Reproduce all lines of the listing below in which the word "name" occurs.

(Figure content listings)

• • • • •

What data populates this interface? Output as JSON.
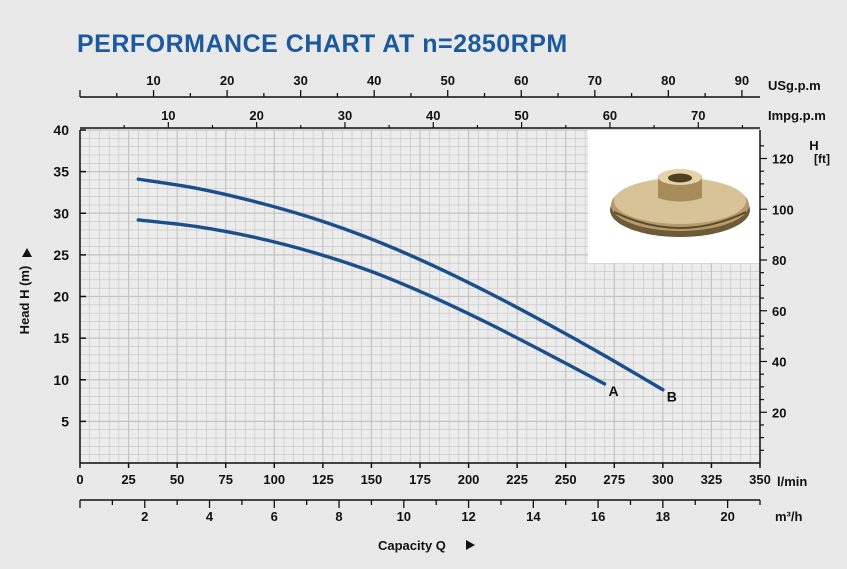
{
  "chart_data": {
    "type": "line",
    "title": "PERFORMANCE CHART AT n=2850RPM",
    "x": [
      30,
      60,
      90,
      120,
      150,
      180,
      210,
      240,
      270,
      300
    ],
    "series": [
      {
        "name": "A",
        "x": [
          30,
          60,
          90,
          120,
          150,
          180,
          210,
          240,
          270
        ],
        "values": [
          29.2,
          28.4,
          27.1,
          25.3,
          23.0,
          20.1,
          16.8,
          13.2,
          9.5
        ],
        "color": "#1a4f8c"
      },
      {
        "name": "B",
        "x": [
          30,
          60,
          90,
          120,
          150,
          180,
          210,
          240,
          270,
          300
        ],
        "values": [
          34.1,
          33.0,
          31.4,
          29.4,
          26.9,
          23.9,
          20.5,
          16.8,
          12.9,
          8.8
        ],
        "color": "#1a4f8c"
      }
    ],
    "xlabel": "Capacity Q",
    "ylabel": "Head H (m)",
    "xlim": [
      0,
      350
    ],
    "ylim": [
      0,
      40
    ],
    "grid": true,
    "x_ticks": [
      0,
      25,
      50,
      75,
      100,
      125,
      150,
      175,
      200,
      225,
      250,
      275,
      300,
      325,
      350
    ],
    "x_unit": "l/min",
    "y_ticks": [
      5,
      10,
      15,
      20,
      25,
      30,
      35,
      40
    ],
    "y_ft_label": "H",
    "y_ft_unit": "[ft]",
    "y_ft_ticks": [
      20,
      40,
      60,
      80,
      100,
      120
    ],
    "m3h_unit": "m³/h",
    "m3h_ticks": [
      2,
      4,
      6,
      8,
      10,
      12,
      14,
      16,
      18,
      20
    ],
    "usgpm_unit": "USg.p.m",
    "usgpm_ticks": [
      10,
      20,
      30,
      40,
      50,
      60,
      70,
      80,
      90
    ],
    "impgpm_unit": "Impg.p.m",
    "impgpm_ticks": [
      10,
      20,
      30,
      40,
      50,
      60,
      70
    ],
    "colors": {
      "title": "#1b5a9e",
      "curve": "#1a4f8c",
      "grid": "#c4c4c4",
      "plot_bg": "#ececec"
    }
  }
}
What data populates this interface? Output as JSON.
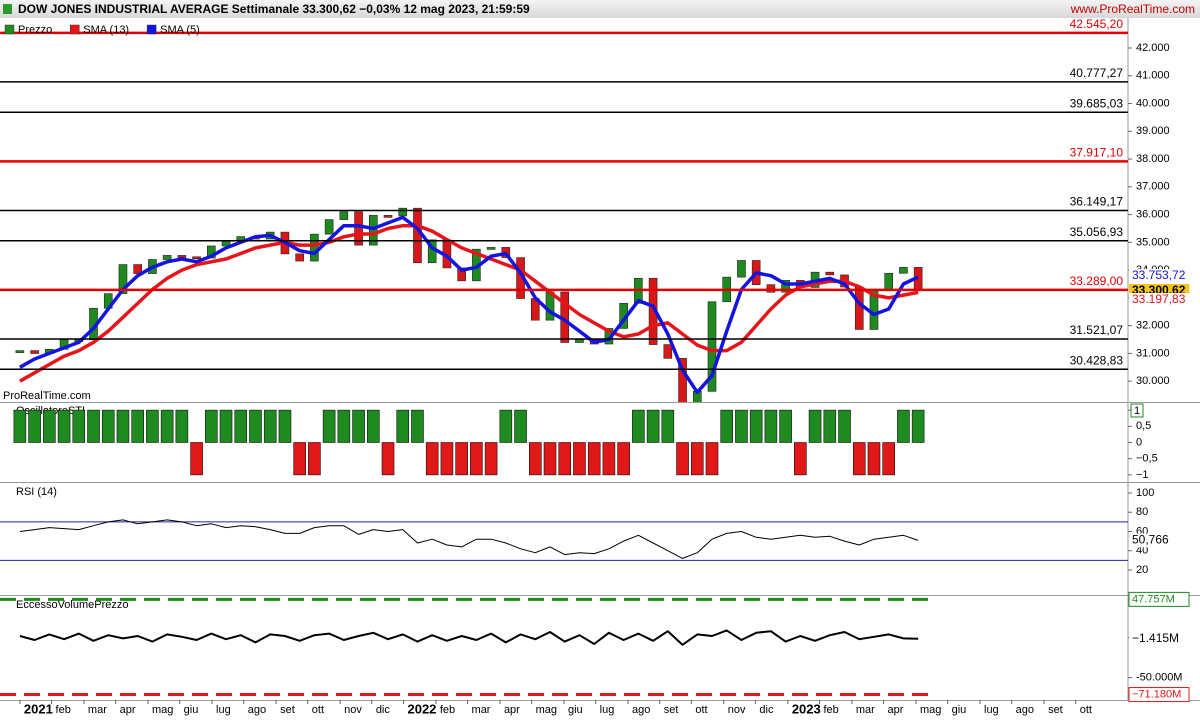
{
  "header": {
    "title": "DOW JONES INDUSTRIAL AVERAGE Settimanale 33.300,62 −0,03% 12 mag 2023, 21:59:59",
    "brand": "www.ProRealTime.com",
    "watermark": "ProRealTime.com"
  },
  "chart_data": [
    {
      "type": "candlestick",
      "x": [
        0,
        2,
        4,
        6,
        8,
        10,
        12,
        14,
        16,
        18,
        20,
        22,
        24,
        26,
        28,
        30,
        32,
        34,
        36,
        38,
        40,
        42,
        44,
        46,
        48,
        50,
        52,
        54,
        56,
        58,
        60,
        62,
        64,
        66,
        68,
        70,
        72,
        74,
        76,
        78,
        80,
        82,
        84,
        86,
        88,
        90,
        92,
        94,
        96,
        98,
        100,
        102,
        104,
        106,
        108,
        110,
        112,
        114,
        116,
        118,
        120,
        122
      ],
      "xlim": [
        -2.7,
        150.5
      ],
      "xticks": [
        {
          "value": 0,
          "label": "2021"
        },
        {
          "value": 4.3,
          "label": "feb"
        },
        {
          "value": 8.7,
          "label": "mar"
        },
        {
          "value": 13.0,
          "label": "apr"
        },
        {
          "value": 17.4,
          "label": "mag"
        },
        {
          "value": 21.7,
          "label": "giu"
        },
        {
          "value": 26.1,
          "label": "lug"
        },
        {
          "value": 30.4,
          "label": "ago"
        },
        {
          "value": 34.8,
          "label": "set"
        },
        {
          "value": 39.1,
          "label": "ott"
        },
        {
          "value": 43.5,
          "label": "nov"
        },
        {
          "value": 47.8,
          "label": "dic"
        },
        {
          "value": 52.1,
          "label": "2022"
        },
        {
          "value": 56.5,
          "label": "feb"
        },
        {
          "value": 60.8,
          "label": "mar"
        },
        {
          "value": 65.2,
          "label": "apr"
        },
        {
          "value": 69.5,
          "label": "mag"
        },
        {
          "value": 73.9,
          "label": "giu"
        },
        {
          "value": 78.2,
          "label": "lug"
        },
        {
          "value": 82.6,
          "label": "ago"
        },
        {
          "value": 86.9,
          "label": "set"
        },
        {
          "value": 91.2,
          "label": "ott"
        },
        {
          "value": 95.6,
          "label": "nov"
        },
        {
          "value": 99.9,
          "label": "dic"
        },
        {
          "value": 104.3,
          "label": "2023"
        },
        {
          "value": 108.6,
          "label": "feb"
        },
        {
          "value": 113.0,
          "label": "mar"
        },
        {
          "value": 117.3,
          "label": "apr"
        },
        {
          "value": 121.7,
          "label": "mag"
        },
        {
          "value": 126.0,
          "label": "giu"
        },
        {
          "value": 130.4,
          "label": "lug"
        },
        {
          "value": 134.7,
          "label": "ago"
        },
        {
          "value": 139.1,
          "label": "set"
        },
        {
          "value": 143.4,
          "label": "ott"
        }
      ],
      "ylim": [
        29250,
        43080
      ],
      "yticks": [
        {
          "value": 30000,
          "label": "30.000"
        },
        {
          "value": 31000,
          "label": "31.000"
        },
        {
          "value": 32000,
          "label": "32.000"
        },
        {
          "value": 33000,
          "label": "33.000"
        },
        {
          "value": 34000,
          "label": "34.000"
        },
        {
          "value": 35000,
          "label": "35.000"
        },
        {
          "value": 36000,
          "label": "36.000"
        },
        {
          "value": 37000,
          "label": "37.000"
        },
        {
          "value": 38000,
          "label": "38.000"
        },
        {
          "value": 39000,
          "label": "39.000"
        },
        {
          "value": 40000,
          "label": "40.000"
        },
        {
          "value": 41000,
          "label": "41.000"
        },
        {
          "value": 42000,
          "label": "42.000"
        }
      ],
      "levels": [
        {
          "value": 42545.2,
          "label": "42.545,20",
          "color": "#e00000"
        },
        {
          "value": 40777.27,
          "label": "40.777,27",
          "color": "#000000"
        },
        {
          "value": 39685.03,
          "label": "39.685,03",
          "color": "#000000"
        },
        {
          "value": 37917.1,
          "label": "37.917,10",
          "color": "#e00000"
        },
        {
          "value": 36149.17,
          "label": "36.149,17",
          "color": "#000000"
        },
        {
          "value": 35056.93,
          "label": "35.056,93",
          "color": "#000000"
        },
        {
          "value": 33289.0,
          "label": "33.289,00",
          "color": "#e00000"
        },
        {
          "value": 31521.07,
          "label": "31.521,07",
          "color": "#000000"
        },
        {
          "value": 30428.83,
          "label": "30.428,83",
          "color": "#000000"
        }
      ],
      "series": [
        {
          "name": "Prezzo",
          "color": "#1f8a1f",
          "down_color": "#d81818",
          "last_label": "33.300,62",
          "values": [
            31100,
            30997,
            31148,
            31494,
            31496,
            32628,
            33153,
            34200,
            33875,
            34382,
            34529,
            34480,
            34433,
            34870,
            35061,
            35208,
            35120,
            35369,
            34584,
            34326,
            35295,
            35820,
            36100,
            34899,
            35971,
            35950,
            36231,
            34265,
            35089,
            34079,
            33614,
            34754,
            34818,
            34451,
            32977,
            32197,
            33213,
            31393,
            31501,
            31338,
            31899,
            32803,
            33706,
            31318,
            30822,
            28726,
            29634,
            32861,
            33747,
            34347,
            33476,
            33203,
            33630,
            33375,
            33926,
            33827,
            33391,
            31862,
            33274,
            33886,
            34098,
            33300.62
          ]
        },
        {
          "name": "SMA (13)",
          "color": "#e8141a",
          "last_label": "33.197,83",
          "values": [
            30000,
            30300,
            30600,
            30900,
            31100,
            31400,
            31800,
            32300,
            32800,
            33300,
            33700,
            34000,
            34200,
            34300,
            34400,
            34600,
            34800,
            34900,
            35000,
            34900,
            34900,
            35000,
            35200,
            35300,
            35300,
            35500,
            35600,
            35600,
            35400,
            35100,
            34800,
            34600,
            34400,
            34200,
            34000,
            33600,
            33200,
            32800,
            32400,
            32100,
            31800,
            31600,
            31700,
            32000,
            32100,
            31700,
            31300,
            31100,
            31100,
            31400,
            32000,
            32600,
            33100,
            33400,
            33500,
            33600,
            33600,
            33400,
            33100,
            33000,
            33100,
            33197.83
          ]
        },
        {
          "name": "SMA (5)",
          "color": "#1414e0",
          "last_label": "33.753,72",
          "values": [
            30500,
            30800,
            31000,
            31200,
            31400,
            31900,
            32600,
            33300,
            33800,
            34100,
            34300,
            34400,
            34300,
            34500,
            34800,
            35000,
            35200,
            35250,
            35000,
            34700,
            34600,
            35100,
            35600,
            35600,
            35500,
            35700,
            35900,
            35500,
            34800,
            34500,
            34000,
            34100,
            34500,
            34600,
            33900,
            33000,
            32500,
            32200,
            31800,
            31400,
            31500,
            32200,
            32900,
            32700,
            31700,
            30400,
            29600,
            30200,
            31800,
            33300,
            33900,
            33800,
            33500,
            33500,
            33600,
            33700,
            33500,
            32800,
            32400,
            32600,
            33500,
            33753.72
          ]
        }
      ]
    },
    {
      "type": "bar",
      "title": "OscillatoreSTI",
      "ylim": [
        -1.22,
        1.22
      ],
      "yticks": [
        1,
        {
          "value": 0.5,
          "label": "0,5"
        },
        0,
        {
          "value": -0.5,
          "label": "−0,5"
        },
        {
          "value": -1,
          "label": "−1"
        }
      ],
      "last_label": "1",
      "color": "#1f8a1f",
      "down_color": "#e01818",
      "values": [
        1,
        1,
        1,
        1,
        1,
        1,
        1,
        1,
        1,
        1,
        1,
        1,
        -1,
        1,
        1,
        1,
        1,
        1,
        1,
        -1,
        -1,
        1,
        1,
        1,
        1,
        -1,
        1,
        1,
        -1,
        -1,
        -1,
        -1,
        -1,
        1,
        1,
        -1,
        -1,
        -1,
        -1,
        -1,
        -1,
        -1,
        1,
        1,
        1,
        -1,
        -1,
        -1,
        1,
        1,
        1,
        1,
        1,
        -1,
        1,
        1,
        1,
        -1,
        -1,
        -1,
        1,
        1
      ]
    },
    {
      "type": "line",
      "title": "RSI (14)",
      "ylim": [
        -6,
        110.4
      ],
      "yticks": [
        100,
        80,
        60,
        40,
        20
      ],
      "levels": [
        70,
        30
      ],
      "level_color": "#2020a0",
      "color": "#000000",
      "last_label": "50,766",
      "values": [
        60,
        62,
        64,
        63,
        62,
        66,
        70,
        72,
        68,
        70,
        72,
        70,
        66,
        68,
        64,
        66,
        65,
        62,
        58,
        58,
        64,
        66,
        66,
        57,
        62,
        60,
        62,
        48,
        52,
        46,
        44,
        52,
        52,
        48,
        42,
        38,
        44,
        36,
        38,
        37,
        42,
        50,
        56,
        48,
        40,
        32,
        38,
        52,
        58,
        60,
        54,
        52,
        54,
        56,
        54,
        55,
        50,
        46,
        52,
        54,
        56,
        50.766
      ]
    },
    {
      "type": "line",
      "title": "EccessoVolumePrezzo",
      "ylim": [
        -78,
        52
      ],
      "yticks": [
        0,
        {
          "value": -50,
          "label": "-50.000M"
        }
      ],
      "levels": [
        {
          "value": 47.757,
          "label": "47.757M",
          "color": "#1f8a1f"
        },
        {
          "value": -71.18,
          "label": "−71.180M",
          "color": "#e01818"
        }
      ],
      "color": "#000000",
      "last_label": "−1.415M",
      "values": [
        2,
        -3,
        4,
        -2,
        5,
        -4,
        3,
        -1,
        2,
        -5,
        4,
        1,
        -3,
        5,
        -2,
        3,
        -6,
        4,
        2,
        -4,
        3,
        5,
        -3,
        2,
        6,
        -2,
        4,
        -5,
        3,
        -4,
        2,
        -3,
        5,
        -6,
        4,
        -2,
        7,
        -5,
        3,
        -8,
        6,
        -3,
        5,
        -4,
        8,
        -9,
        4,
        2,
        9,
        -3,
        6,
        8,
        -5,
        2,
        -4,
        3,
        7,
        -2,
        1,
        4,
        -1,
        -1.415
      ]
    }
  ]
}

• • • • •

*Complete output:*
        "name": "A",
        "name": "B",
          "name": "Prezzo",
          "name": "SMA (13)",
          "name": "SMA (5)",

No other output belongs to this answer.